- [指示内容 1]:
レコードのうち、「usa-badge-icon: MADE IN」を含む行から「other-ingredients-label: Other Ingredients: —」を含む行までを、両端の行も含めて一字も変えずに複製してもらえますか？
- [指示内容 2]:
内燃機関用点火コイルについての本文を、最後の文の後から書き継いでもらえますか？

- [本文抜粋]:
· · · · ·

説明

内燃機関用点火コイル

【課題】鉄心と導電性ブッシュとを電気的に接続させる工程を簡素化させ得る内燃機関用点火コイルを提供する。
【解決手段】点火コイル100の製造工程では、先ず、導電性ブッシュ120及び中継導体150をインサート成形させたコイルケース110が準備され、これにコイルアセンブリ130が組み込まれる。このとき、コイルアセンブリ130をケースへ組み込むと同時に、鉄心端子135と内部端子155とが電気的に接続されることとなる。即ち、導電性ブッシュ120と鉄心端子135とを導通させる導電部材がコイルケース又はコイルアセンブリへ一体化されているので、鉄心と導電性ブッシュとを電気的に接続させる別体部品の装着工程が不要となり、点火コイルの製造方法が簡素化される。

【発明の詳細な説明】
【技術分野】
【0001】
本発明は、内燃機関用点火コイルに関し、特に、鉄心の電位を安定させる際に用いて好適のものである。
【背景技術】
【0002】
近年、内燃機関に取付けられる点火コイルは、プラグホールにコイル部を収容させる「ペン型コイル」、ケース頭部へコイルアセンブリを収容させる「矩形型コイル」等が広く普及している。このうち、矩形型コイルでは、小型化及び軽量化を図るため、外周鉄心をコイルケース内へ収容させる小型矩形コイルの検討が行われている。

· · · · ·

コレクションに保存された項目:
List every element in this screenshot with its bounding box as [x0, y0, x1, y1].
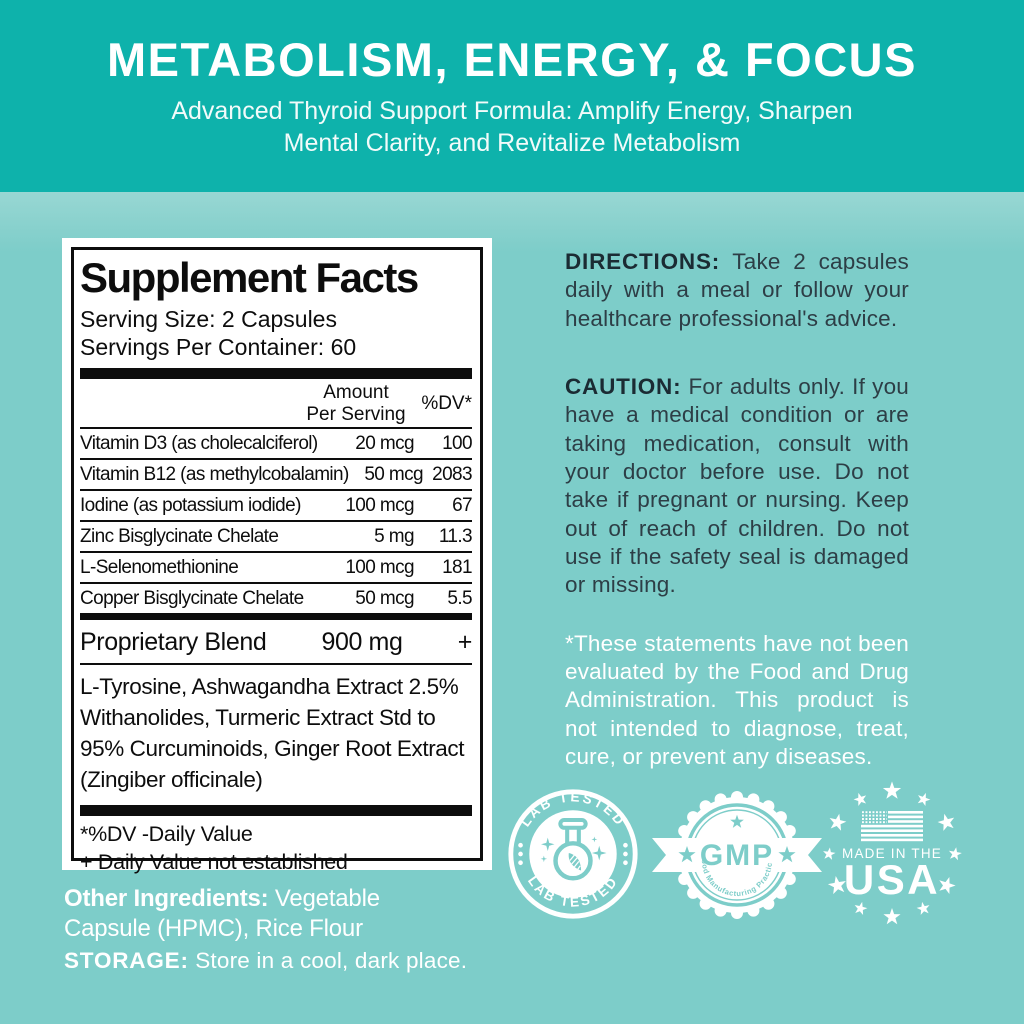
usa-badge-icon: MADE IN THE USA — [822, 781, 963, 925]
usa-line1: MADE IN THE — [842, 846, 942, 861]
blend-description: L-Tyrosine, Ashwagandha Extract 2.5% Wit… — [80, 662, 472, 805]
header-banner: METABOLISM, ENERGY, & FOCUS Advanced Thy… — [0, 0, 1024, 192]
divider-thick-top — [80, 368, 472, 380]
ingredient-amount: 5 mg — [374, 525, 414, 547]
table-header-row: Amount Per Serving %DV* — [80, 379, 472, 427]
caution-label: CAUTION: — [565, 374, 682, 400]
ingredient-amount: 100 mcg — [345, 494, 414, 516]
divider-medium — [80, 612, 472, 620]
info-column: DIRECTIONS: Take 2 capsules daily with a… — [565, 248, 909, 772]
us-flag-icon — [861, 811, 923, 842]
ingredient-name: Copper Bisglycinate Chelate — [80, 587, 304, 609]
ingredient-dv: 100 — [442, 432, 473, 454]
ribbon-banner — [652, 838, 822, 872]
page-title: METABOLISM, ENERGY, & FOCUS — [107, 33, 917, 86]
facts-title: Supplement Facts — [80, 254, 419, 301]
subtitle-line-2: Mental Clarity, and Revitalize Metabolis… — [283, 129, 741, 157]
subtitle: Advanced Thyroid Support Formula: Amplif… — [0, 95, 1024, 159]
gmp-seal-icon: GMP Good Manufacturing Practices — [652, 791, 822, 919]
lab-tested-badge: LAB TESTED LAB TESTED — [505, 786, 641, 922]
supplement-facts-panel: Supplement Facts Serving Size: 2 Capsule… — [62, 238, 492, 874]
blend-dv: + — [457, 627, 473, 656]
storage-label: STORAGE: — [64, 948, 189, 973]
ingredient-dv: 2083 — [432, 463, 472, 485]
other-ingredients-label: Other Ingredients: — [64, 885, 269, 912]
ingredient-dv: 181 — [442, 556, 473, 578]
lab-tested-seal-icon: LAB TESTED LAB TESTED — [508, 789, 638, 919]
supplement-facts-border: Supplement Facts Serving Size: 2 Capsule… — [71, 247, 483, 874]
ingredient-dv: 5.5 — [447, 587, 472, 609]
caution-paragraph: CAUTION: For adults only. If you have a … — [565, 373, 909, 600]
ingredient-amount: 50 mcg — [355, 587, 414, 609]
ingredient-name: Vitamin B12 (as methylcobalamin) — [80, 463, 349, 485]
gmp-title: GMP — [700, 839, 774, 872]
directions-text: Take 2 capsules daily with a meal or fol… — [565, 249, 909, 331]
subtitle-line-1: Advanced Thyroid Support Formula: Amplif… — [171, 97, 853, 125]
ingredient-name: Iodine (as potassium iodide) — [80, 494, 301, 516]
ingredient-amount: 20 mcg — [355, 432, 414, 454]
table-row: Vitamin B12 (as methylcobalamin) 50 mcg … — [80, 457, 473, 489]
table-row: Copper Bisglycinate Chelate 50 mcg 5.5 — [80, 581, 473, 613]
table-row: Vitamin D3 (as cholecalciferol) 20 mcg 1… — [80, 426, 473, 458]
caution-text: For adults only. If you have a medical c… — [565, 374, 909, 598]
blend-name: Proprietary Blend — [80, 627, 267, 656]
storage-note: STORAGE: Store in a cool, dark place. — [64, 948, 484, 974]
gmp-badge: GMP Good Manufacturing Practices — [652, 780, 822, 930]
flask-icon — [553, 817, 593, 881]
other-ingredients: Other Ingredients: Vegetable Capsule (HP… — [64, 884, 394, 944]
side-dots — [518, 842, 628, 866]
ingredient-name: Zinc Bisglycinate Chelate — [80, 525, 279, 547]
col-header-dv: %DV* — [421, 392, 472, 414]
table-row: Iodine (as potassium iodide) 100 mcg 67 — [80, 488, 473, 520]
table-row: Zinc Bisglycinate Chelate 5 mg 11.3 — [80, 519, 473, 551]
directions-label: DIRECTIONS: — [565, 249, 721, 274]
facts-footnotes: *%DV -Daily Value + Daily Value not esta… — [80, 816, 472, 877]
ingredient-name: L-Selenomethionine — [80, 556, 239, 578]
col-header-amount: Amount Per Serving — [306, 382, 406, 425]
footnote-dv: *%DV -Daily Value — [80, 822, 253, 846]
table-row: L-Selenomethionine 100 mcg 181 — [80, 550, 473, 582]
fda-disclaimer: *These statements have not been evaluate… — [565, 630, 909, 770]
ingredient-amount: 50 mcg — [364, 463, 424, 485]
other-ingredients-text: Vegetable Capsule (HPMC), Rice Flour — [64, 885, 380, 942]
usa-line2: USA — [844, 856, 940, 903]
ingredient-dv: 67 — [452, 494, 473, 516]
storage-text: Store in a cool, dark place. — [188, 948, 468, 973]
footnote-plus: + Daily Value not established — [80, 849, 348, 874]
ingredient-amount: 100 mcg — [345, 556, 414, 578]
proprietary-blend-row: Proprietary Blend 900 mg + — [80, 620, 472, 663]
servings-per-container: Servings Per Container: 60 — [80, 333, 357, 360]
made-in-usa-badge: MADE IN THE USA — [818, 780, 966, 928]
serving-size: Serving Size: 2 Capsules — [80, 306, 337, 333]
directions-paragraph: DIRECTIONS: Take 2 capsules daily with a… — [565, 248, 909, 333]
ingredient-dv: 11.3 — [438, 525, 473, 547]
leaf-icon — [568, 853, 582, 871]
ingredient-name: Vitamin D3 (as cholecalciferol) — [80, 432, 318, 454]
divider-thick-bottom — [80, 805, 472, 816]
blend-amount: 900 mg — [321, 627, 403, 656]
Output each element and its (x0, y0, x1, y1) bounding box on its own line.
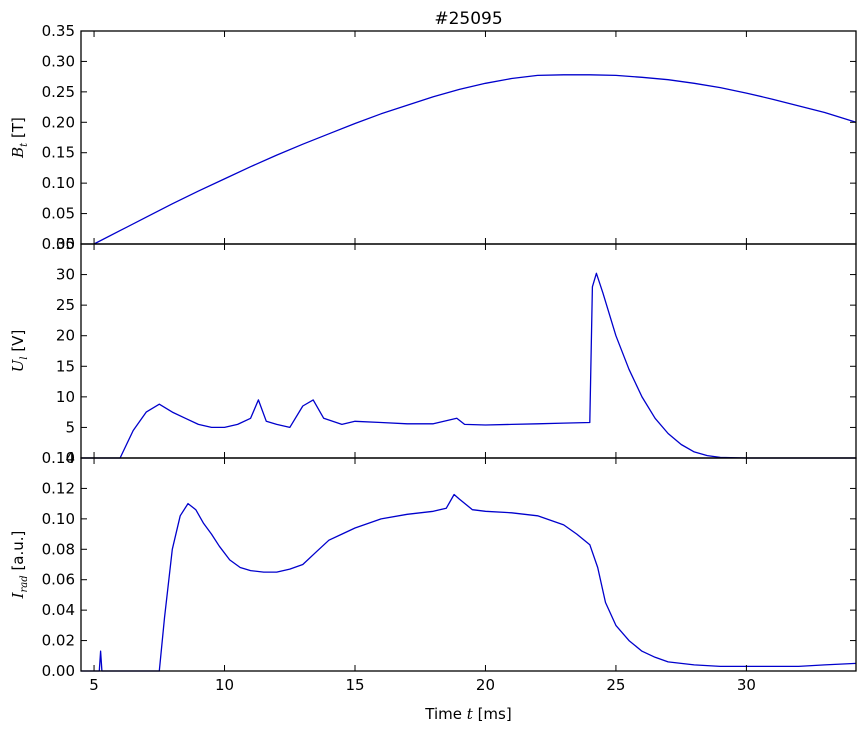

· · · · ·

- [回答 1]:
usa-badge-icon: MADE IN THE USA — [822, 781, 963, 925]
usa-line1: MADE IN THE — [842, 846, 942, 861]
blend-description: L-Tyrosine, Ashwagandha Extract 2.5% Wit… — [80, 662, 472, 805]
header-banner: METABOLISM, ENERGY, & FOCUS Advanced Thy… — [0, 0, 1024, 192]
divider-thick-top — [80, 368, 472, 380]
ingredient-amount: 5 mg — [374, 525, 414, 547]
table-header-row: Amount Per Serving %DV* — [80, 379, 472, 427]
caution-label: CAUTION: — [565, 374, 682, 400]
ingredient-amount: 100 mcg — [345, 494, 414, 516]
divider-medium — [80, 612, 472, 620]
info-column: DIRECTIONS: Take 2 capsules daily with a… — [565, 248, 909, 772]
us-flag-icon — [861, 811, 923, 842]
ingredient-name: Copper Bisglycinate Chelate — [80, 587, 304, 609]
ingredient-dv: 100 — [442, 432, 473, 454]
ribbon-banner — [652, 838, 822, 872]
page-title: METABOLISM, ENERGY, & FOCUS — [107, 33, 917, 86]
facts-title: Supplement Facts — [80, 254, 419, 301]
subtitle-line-2: Mental Clarity, and Revitalize Metabolis… — [283, 129, 741, 157]
subtitle: Advanced Thyroid Support Formula: Amplif… — [0, 95, 1024, 159]
gmp-seal-icon: GMP Good Manufacturing Practices — [652, 791, 822, 919]
lab-tested-badge: LAB TESTED LAB TESTED — [505, 786, 641, 922]
supplement-facts-panel: Supplement Facts Serving Size: 2 Capsule… — [62, 238, 492, 874]
blend-dv: + — [457, 627, 473, 656]
storage-label: STORAGE: — [64, 948, 189, 973]
ingredient-dv: 2083 — [432, 463, 472, 485]
other-ingredients-label: Other Ingredients: — [64, 885, 269, 912]

- [回答 2]:
【0003】
特開2009−299614(特許文献1)では、上述した小型矩形コイルの一例が紹介されている。かかる点火コイルは、側方鉄心(特許請求の範囲における外周鉄心)を外装ケース(特許請求の範囲におけるコイルケース)へ収容させ、当該外装ケースには、インサート導体(特許請求の範囲における導電性ブッシュ)を設けた取付腕(特許請求の範囲におけるフランジ部)が一体成型されている。インサート導体には、自身から延在する導通端子が設けられ、当該導通端子は、外装ケース内で露出するようインサート成形されている。そして、側方鉄心は、これを被覆する保護カバーの一部を露出させ、別体部品のV字状の金属板を介して、前記インサート導体の導通端子へ接続される。
【0004】
特許文献1の点火コイルでは、かかる構成により鉄心とインサート導体とを導通させ、インサート導体をエンジンブロックへ接触させることで、鉄心がエンジンアースと同電位にされる。このように、特許文献1に係る点火コイルでは、鉄心がアースされることで、当該鉄心の電位変動が抑制され、鉄心周囲の絶縁破壊及びノイズの放射等を抑えている。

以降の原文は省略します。